EXERCISE AIM:
Look below for the line with "OCR this image.". Extract that line and each one after it through the last, word for word.

Part of a data file
════════
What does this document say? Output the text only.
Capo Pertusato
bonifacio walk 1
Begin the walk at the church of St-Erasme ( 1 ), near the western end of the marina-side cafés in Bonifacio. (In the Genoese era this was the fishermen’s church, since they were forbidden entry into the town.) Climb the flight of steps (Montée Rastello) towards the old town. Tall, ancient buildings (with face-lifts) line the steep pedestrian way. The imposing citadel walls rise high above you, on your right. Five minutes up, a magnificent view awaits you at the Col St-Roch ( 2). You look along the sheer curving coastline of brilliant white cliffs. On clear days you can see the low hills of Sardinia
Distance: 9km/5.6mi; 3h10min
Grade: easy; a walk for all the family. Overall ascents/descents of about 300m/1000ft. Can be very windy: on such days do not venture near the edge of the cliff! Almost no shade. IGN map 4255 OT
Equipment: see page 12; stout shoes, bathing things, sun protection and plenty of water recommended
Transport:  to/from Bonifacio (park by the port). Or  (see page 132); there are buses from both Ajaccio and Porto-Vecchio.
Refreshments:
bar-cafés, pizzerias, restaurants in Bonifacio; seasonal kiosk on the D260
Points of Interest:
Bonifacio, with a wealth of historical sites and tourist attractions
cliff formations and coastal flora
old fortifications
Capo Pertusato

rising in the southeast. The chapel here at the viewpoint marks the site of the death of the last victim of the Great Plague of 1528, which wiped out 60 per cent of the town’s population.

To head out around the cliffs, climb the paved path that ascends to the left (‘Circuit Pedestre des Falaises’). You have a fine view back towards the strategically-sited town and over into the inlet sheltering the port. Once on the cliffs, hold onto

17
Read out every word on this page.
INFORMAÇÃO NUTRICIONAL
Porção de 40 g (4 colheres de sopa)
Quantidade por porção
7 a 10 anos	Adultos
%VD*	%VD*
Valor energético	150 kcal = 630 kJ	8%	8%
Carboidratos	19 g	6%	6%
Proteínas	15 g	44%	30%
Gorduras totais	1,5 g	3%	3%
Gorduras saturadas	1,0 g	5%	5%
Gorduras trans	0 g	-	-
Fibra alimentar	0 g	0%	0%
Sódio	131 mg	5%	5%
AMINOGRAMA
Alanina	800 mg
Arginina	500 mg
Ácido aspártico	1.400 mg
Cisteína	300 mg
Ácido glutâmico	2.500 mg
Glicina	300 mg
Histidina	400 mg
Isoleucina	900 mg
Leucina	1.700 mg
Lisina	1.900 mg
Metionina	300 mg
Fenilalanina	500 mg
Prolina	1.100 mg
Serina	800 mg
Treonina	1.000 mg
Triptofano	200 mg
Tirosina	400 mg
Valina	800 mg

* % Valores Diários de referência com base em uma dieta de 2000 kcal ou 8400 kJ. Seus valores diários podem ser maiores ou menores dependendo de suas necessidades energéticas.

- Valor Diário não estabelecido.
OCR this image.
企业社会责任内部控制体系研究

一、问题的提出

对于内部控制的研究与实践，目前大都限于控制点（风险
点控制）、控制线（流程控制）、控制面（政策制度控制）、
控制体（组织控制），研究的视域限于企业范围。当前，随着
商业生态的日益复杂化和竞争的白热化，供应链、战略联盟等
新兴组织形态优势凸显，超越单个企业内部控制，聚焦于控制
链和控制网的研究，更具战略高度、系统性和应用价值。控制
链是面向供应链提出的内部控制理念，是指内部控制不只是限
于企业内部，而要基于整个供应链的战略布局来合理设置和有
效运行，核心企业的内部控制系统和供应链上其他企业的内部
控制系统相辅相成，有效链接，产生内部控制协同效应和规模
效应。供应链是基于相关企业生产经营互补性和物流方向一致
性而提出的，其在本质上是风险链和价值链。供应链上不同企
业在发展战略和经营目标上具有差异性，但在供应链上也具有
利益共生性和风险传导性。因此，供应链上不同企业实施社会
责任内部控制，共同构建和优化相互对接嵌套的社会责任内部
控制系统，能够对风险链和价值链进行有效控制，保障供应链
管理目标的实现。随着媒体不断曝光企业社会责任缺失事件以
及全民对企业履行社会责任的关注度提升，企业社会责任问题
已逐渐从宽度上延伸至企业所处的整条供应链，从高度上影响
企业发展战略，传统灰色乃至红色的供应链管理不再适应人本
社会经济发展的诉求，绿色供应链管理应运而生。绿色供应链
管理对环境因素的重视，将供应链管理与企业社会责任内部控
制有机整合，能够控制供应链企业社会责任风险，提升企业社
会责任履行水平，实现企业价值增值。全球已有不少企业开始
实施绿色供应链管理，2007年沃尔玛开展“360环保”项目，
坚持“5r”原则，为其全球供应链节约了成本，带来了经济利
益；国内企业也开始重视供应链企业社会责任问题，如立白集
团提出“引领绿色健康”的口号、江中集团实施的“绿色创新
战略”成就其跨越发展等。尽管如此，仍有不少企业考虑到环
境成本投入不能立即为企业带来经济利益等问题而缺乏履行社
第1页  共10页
════════
RESULT OF THIS EXERCISE:
OCR this image.
企业社会责任内部控制体系研究

一、问题的提出

对于内部控制的研究与实践，目前大都限于控制点（风险
点控制）、控制线（流程控制）、控制面（政策制度控制）、
控制体（组织控制），研究的视域限于企业范围。当前，随着
商业生态的日益复杂化和竞争的白热化，供应链、战略联盟等
新兴组织形态优势凸显，超越单个企业内部控制，聚焦于控制
链和控制网的研究，更具战略高度、系统性和应用价值。控制
链是面向供应链提出的内部控制理念，是指内部控制不只是限
于企业内部，而要基于整个供应链的战略布局来合理设置和有
效运行，核心企业的内部控制系统和供应链上其他企业的内部
控制系统相辅相成，有效链接，产生内部控制协同效应和规模
效应。供应链是基于相关企业生产经营互补性和物流方向一致
性而提出的，其在本质上是风险链和价值链。供应链上不同企
业在发展战略和经营目标上具有差异性，但在供应链上也具有
利益共生性和风险传导性。因此，供应链上不同企业实施社会
责任内部控制，共同构建和优化相互对接嵌套的社会责任内部
控制系统，能够对风险链和价值链进行有效控制，保障供应链
管理目标的实现。随着媒体不断曝光企业社会责任缺失事件以
及全民对企业履行社会责任的关注度提升，企业社会责任问题
已逐渐从宽度上延伸至企业所处的整条供应链，从高度上影响
企业发展战略，传统灰色乃至红色的供应链管理不再适应人本
社会经济发展的诉求，绿色供应链管理应运而生。绿色供应链
管理对环境因素的重视，将供应链管理与企业社会责任内部控
制有机整合，能够控制供应链企业社会责任风险，提升企业社
会责任履行水平，实现企业价值增值。全球已有不少企业开始
实施绿色供应链管理，2007年沃尔玛开展“360环保”项目，
坚持“5r”原则，为其全球供应链节约了成本，带来了经济利
益；国内企业也开始重视供应链企业社会责任问题，如立白集
团提出“引领绿色健康”的口号、江中集团实施的“绿色创新
战略”成就其跨越发展等。尽管如此，仍有不少企业考虑到环
境成本投入不能立即为企业带来经济利益等问题而缺乏履行社
第1页  共10页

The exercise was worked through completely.